» EXERCISE BRIEF:
Can you rewrite the entries below with "Queridos amigos" changed to "Estimados amigos" and nothing else altered?

=-=-=

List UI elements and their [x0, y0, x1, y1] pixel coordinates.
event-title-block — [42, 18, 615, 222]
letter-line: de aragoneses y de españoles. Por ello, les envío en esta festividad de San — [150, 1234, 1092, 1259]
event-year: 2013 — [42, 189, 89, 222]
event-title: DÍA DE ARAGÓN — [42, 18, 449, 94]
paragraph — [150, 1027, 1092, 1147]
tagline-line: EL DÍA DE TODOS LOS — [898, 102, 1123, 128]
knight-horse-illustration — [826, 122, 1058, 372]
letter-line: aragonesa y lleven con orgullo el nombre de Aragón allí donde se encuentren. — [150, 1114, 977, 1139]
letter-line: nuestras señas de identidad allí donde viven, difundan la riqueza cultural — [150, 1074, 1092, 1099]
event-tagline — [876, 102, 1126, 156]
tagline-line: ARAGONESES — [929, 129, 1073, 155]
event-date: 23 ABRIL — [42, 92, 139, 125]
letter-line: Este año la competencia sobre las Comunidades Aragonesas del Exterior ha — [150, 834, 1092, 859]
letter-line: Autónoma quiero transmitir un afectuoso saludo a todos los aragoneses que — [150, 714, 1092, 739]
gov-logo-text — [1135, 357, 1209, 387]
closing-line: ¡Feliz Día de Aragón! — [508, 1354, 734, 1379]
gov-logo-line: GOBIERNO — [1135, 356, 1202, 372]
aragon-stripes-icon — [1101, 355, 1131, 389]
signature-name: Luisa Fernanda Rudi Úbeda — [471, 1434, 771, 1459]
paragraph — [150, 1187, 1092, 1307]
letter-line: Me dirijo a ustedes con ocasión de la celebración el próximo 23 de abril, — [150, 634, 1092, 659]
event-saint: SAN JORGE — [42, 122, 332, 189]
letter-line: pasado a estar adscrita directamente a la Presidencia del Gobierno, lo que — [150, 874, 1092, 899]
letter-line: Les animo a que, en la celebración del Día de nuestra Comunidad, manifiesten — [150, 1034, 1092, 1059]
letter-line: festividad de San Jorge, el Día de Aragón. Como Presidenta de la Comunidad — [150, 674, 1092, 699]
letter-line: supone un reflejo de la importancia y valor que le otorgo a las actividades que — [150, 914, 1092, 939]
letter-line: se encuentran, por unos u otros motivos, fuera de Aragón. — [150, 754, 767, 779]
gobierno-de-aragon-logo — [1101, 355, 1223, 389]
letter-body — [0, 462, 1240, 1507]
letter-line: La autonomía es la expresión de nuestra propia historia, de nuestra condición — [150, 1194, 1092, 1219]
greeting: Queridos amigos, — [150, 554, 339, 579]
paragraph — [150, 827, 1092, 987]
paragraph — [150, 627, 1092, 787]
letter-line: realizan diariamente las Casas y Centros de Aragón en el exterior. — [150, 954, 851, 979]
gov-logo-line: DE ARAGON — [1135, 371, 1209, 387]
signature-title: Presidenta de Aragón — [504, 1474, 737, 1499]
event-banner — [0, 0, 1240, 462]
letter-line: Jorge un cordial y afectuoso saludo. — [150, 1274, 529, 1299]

=-=-=

» COMPLETED EXERCISE:
List UI elements and their [x0, y0, x1, y1] pixel coordinates.
event-title-block — [42, 18, 615, 222]
letter-line: de aragoneses y de españoles. Por ello, les envío en esta festividad de San — [150, 1234, 1092, 1259]
event-year: 2013 — [42, 189, 89, 222]
event-title: DÍA DE ARAGÓN — [42, 18, 449, 94]
paragraph — [150, 1027, 1092, 1147]
tagline-line: EL DÍA DE TODOS LOS — [898, 102, 1123, 128]
knight-horse-illustration — [826, 122, 1058, 372]
letter-line: aragonesa y lleven con orgullo el nombre de Aragón allí donde se encuentren. — [150, 1114, 977, 1139]
letter-line: nuestras señas de identidad allí donde viven, difundan la riqueza cultural — [150, 1074, 1092, 1099]
event-tagline — [876, 102, 1126, 156]
tagline-line: ARAGONESES — [929, 129, 1073, 155]
event-date: 23 ABRIL — [42, 92, 139, 125]
letter-line: Este año la competencia sobre las Comunidades Aragonesas del Exterior ha — [150, 834, 1092, 859]
letter-line: Autónoma quiero transmitir un afectuoso saludo a todos los aragoneses que — [150, 714, 1092, 739]
gov-logo-text — [1135, 357, 1209, 387]
closing-line: ¡Feliz Día de Aragón! — [508, 1354, 734, 1379]
gov-logo-line: GOBIERNO — [1135, 356, 1202, 372]
aragon-stripes-icon — [1101, 355, 1131, 389]
signature-name: Luisa Fernanda Rudi Úbeda — [471, 1434, 771, 1459]
paragraph — [150, 1187, 1092, 1307]
letter-line: Me dirijo a ustedes con ocasión de la celebración el próximo 23 de abril, — [150, 634, 1092, 659]
event-saint: SAN JORGE — [42, 122, 332, 189]
letter-line: pasado a estar adscrita directamente a la Presidencia del Gobierno, lo que — [150, 874, 1092, 899]
letter-line: Les animo a que, en la celebración del Día de nuestra Comunidad, manifiesten — [150, 1034, 1092, 1059]
letter-line: festividad de San Jorge, el Día de Aragón. Como Presidenta de la Comunidad — [150, 674, 1092, 699]
letter-line: supone un reflejo de la importancia y valor que le otorgo a las actividades que — [150, 914, 1092, 939]
letter-line: se encuentran, por unos u otros motivos, fuera de Aragón. — [150, 754, 767, 779]
gobierno-de-aragon-logo — [1101, 355, 1223, 389]
letter-body — [0, 462, 1240, 1507]
letter-line: La autonomía es la expresión de nuestra propia historia, de nuestra condición — [150, 1194, 1092, 1219]
greeting: Estimados amigos, — [150, 554, 339, 579]
paragraph — [150, 827, 1092, 987]
paragraph — [150, 627, 1092, 787]
letter-line: realizan diariamente las Casas y Centros de Aragón en el exterior. — [150, 954, 851, 979]
gov-logo-line: DE ARAGON — [1135, 371, 1209, 387]
signature-title: Presidenta de Aragón — [504, 1474, 737, 1499]
event-banner — [0, 0, 1240, 462]
letter-line: Jorge un cordial y afectuoso saludo. — [150, 1274, 529, 1299]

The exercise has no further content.